** REQUEST **
Print the entries in full, word for word, but not the pictures.

** RECORDED DATA **

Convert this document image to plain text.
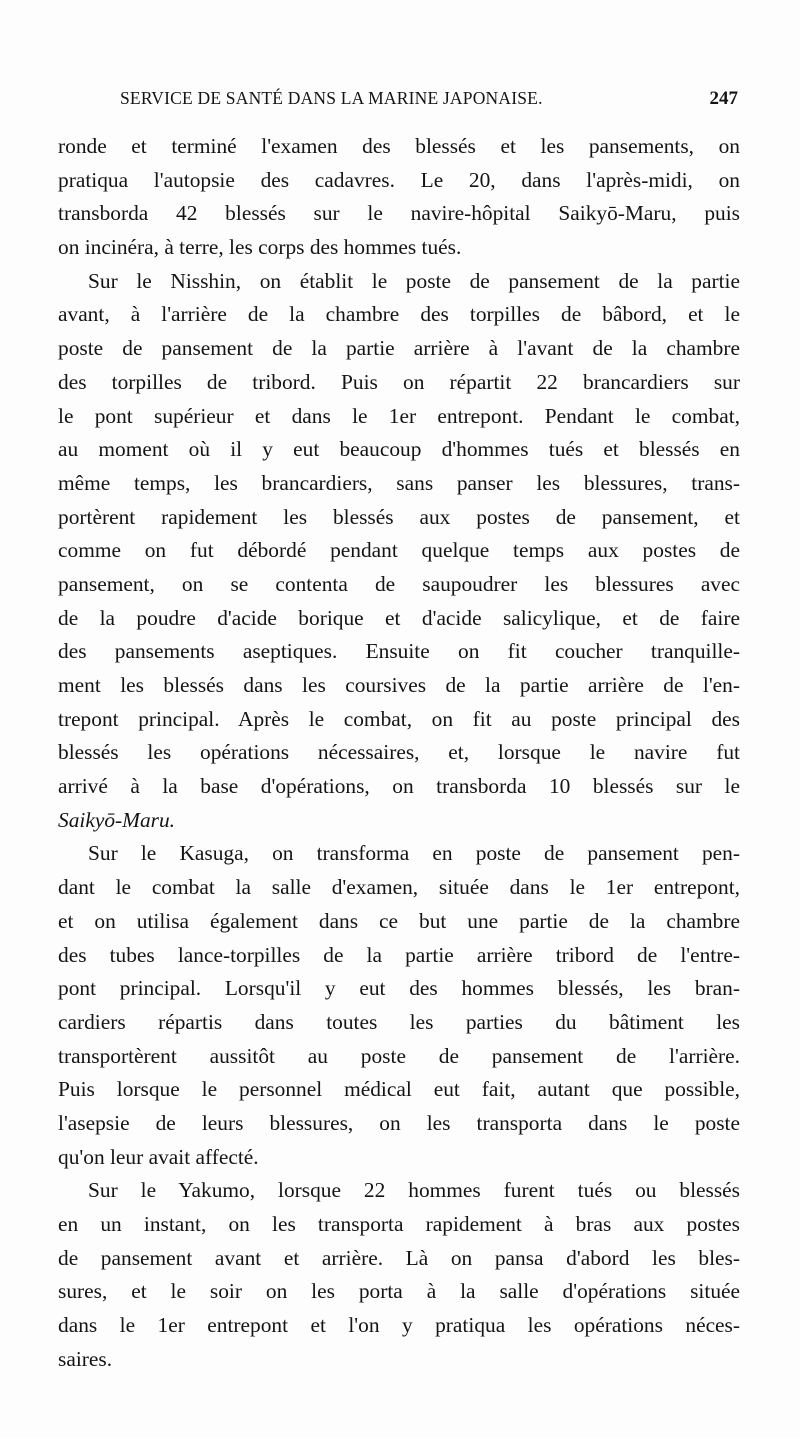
SERVICE DE SANTÉ DANS LA MARINE JAPONAISE.	247
ronde et terminé l'examen des blessés et les pansements, on
pratiqua l'autopsie des cadavres. Le 20, dans l'après-midi, on
transborda 42 blessés sur le navire-hôpital Saikyō-Maru, puis
on incinéra, à terre, les corps des hommes tués.
Sur le Nisshin, on établit le poste de pansement de la partie
avant, à l'arrière de la chambre des torpilles de bâbord, et le
poste de pansement de la partie arrière à l'avant de la chambre
des torpilles de tribord. Puis on répartit 22 brancardiers sur
le pont supérieur et dans le 1er entrepont. Pendant le combat,
au moment où il y eut beaucoup d'hommes tués et blessés en
même temps, les brancardiers, sans panser les blessures, trans-
portèrent rapidement les blessés aux postes de pansement, et
comme on fut débordé pendant quelque temps aux postes de
pansement, on se contenta de saupoudrer les blessures avec
de la poudre d'acide borique et d'acide salicylique, et de faire
des pansements aseptiques. Ensuite on fit coucher tranquille-
ment les blessés dans les coursives de la partie arrière de l'en-
trepont principal. Après le combat, on fit au poste principal des
blessés les opérations nécessaires, et, lorsque le navire fut
arrivé à la base d'opérations, on transborda 10 blessés sur le
Saikyō-Maru.
Sur le Kasuga, on transforma en poste de pansement pen-
dant le combat la salle d'examen, située dans le 1er entrepont,
et on utilisa également dans ce but une partie de la chambre
des tubes lance-torpilles de la partie arrière tribord de l'entre-
pont principal. Lorsqu'il y eut des hommes blessés, les bran-
cardiers répartis dans toutes les parties du bâtiment les
transportèrent aussitôt au poste de pansement de l'arrière.
Puis lorsque le personnel médical eut fait, autant que possible,
l'asepsie de leurs blessures, on les transporta dans le poste
qu'on leur avait affecté.
Sur le Yakumo, lorsque 22 hommes furent tués ou blessés
en un instant, on les transporta rapidement à bras aux postes
de pansement avant et arrière. Là on pansa d'abord les bles-
sures, et le soir on les porta à la salle d'opérations située
dans le 1er entrepont et l'on y pratiqua les opérations néces-
saires.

** REPLY **
Convert this document image to plain text.
SERVICE DE SANTÉ DANS LA MARINE JAPONAISE.	247
ronde et terminé l'examen des blessés et les pansements, on
pratiqua l'autopsie des cadavres. Le 20, dans l'après-midi, on
transborda 42 blessés sur le navire-hôpital Saikyō-Maru, puis
on incinéra, à terre, les corps des hommes tués.
Sur le Nisshin, on établit le poste de pansement de la partie
avant, à l'arrière de la chambre des torpilles de bâbord, et le
poste de pansement de la partie arrière à l'avant de la chambre
des torpilles de tribord. Puis on répartit 22 brancardiers sur
le pont supérieur et dans le 1er entrepont. Pendant le combat,
au moment où il y eut beaucoup d'hommes tués et blessés en
même temps, les brancardiers, sans panser les blessures, trans-
portèrent rapidement les blessés aux postes de pansement, et
comme on fut débordé pendant quelque temps aux postes de
pansement, on se contenta de saupoudrer les blessures avec
de la poudre d'acide borique et d'acide salicylique, et de faire
des pansements aseptiques. Ensuite on fit coucher tranquille-
ment les blessés dans les coursives de la partie arrière de l'en-
trepont principal. Après le combat, on fit au poste principal des
blessés les opérations nécessaires, et, lorsque le navire fut
arrivé à la base d'opérations, on transborda 10 blessés sur le
Saikyō-Maru.
Sur le Kasuga, on transforma en poste de pansement pen-
dant le combat la salle d'examen, située dans le 1er entrepont,
et on utilisa également dans ce but une partie de la chambre
des tubes lance-torpilles de la partie arrière tribord de l'entre-
pont principal. Lorsqu'il y eut des hommes blessés, les bran-
cardiers répartis dans toutes les parties du bâtiment les
transportèrent aussitôt au poste de pansement de l'arrière.
Puis lorsque le personnel médical eut fait, autant que possible,
l'asepsie de leurs blessures, on les transporta dans le poste
qu'on leur avait affecté.
Sur le Yakumo, lorsque 22 hommes furent tués ou blessés
en un instant, on les transporta rapidement à bras aux postes
de pansement avant et arrière. Là on pansa d'abord les bles-
sures, et le soir on les porta à la salle d'opérations située
dans le 1er entrepont et l'on y pratiqua les opérations néces-
saires.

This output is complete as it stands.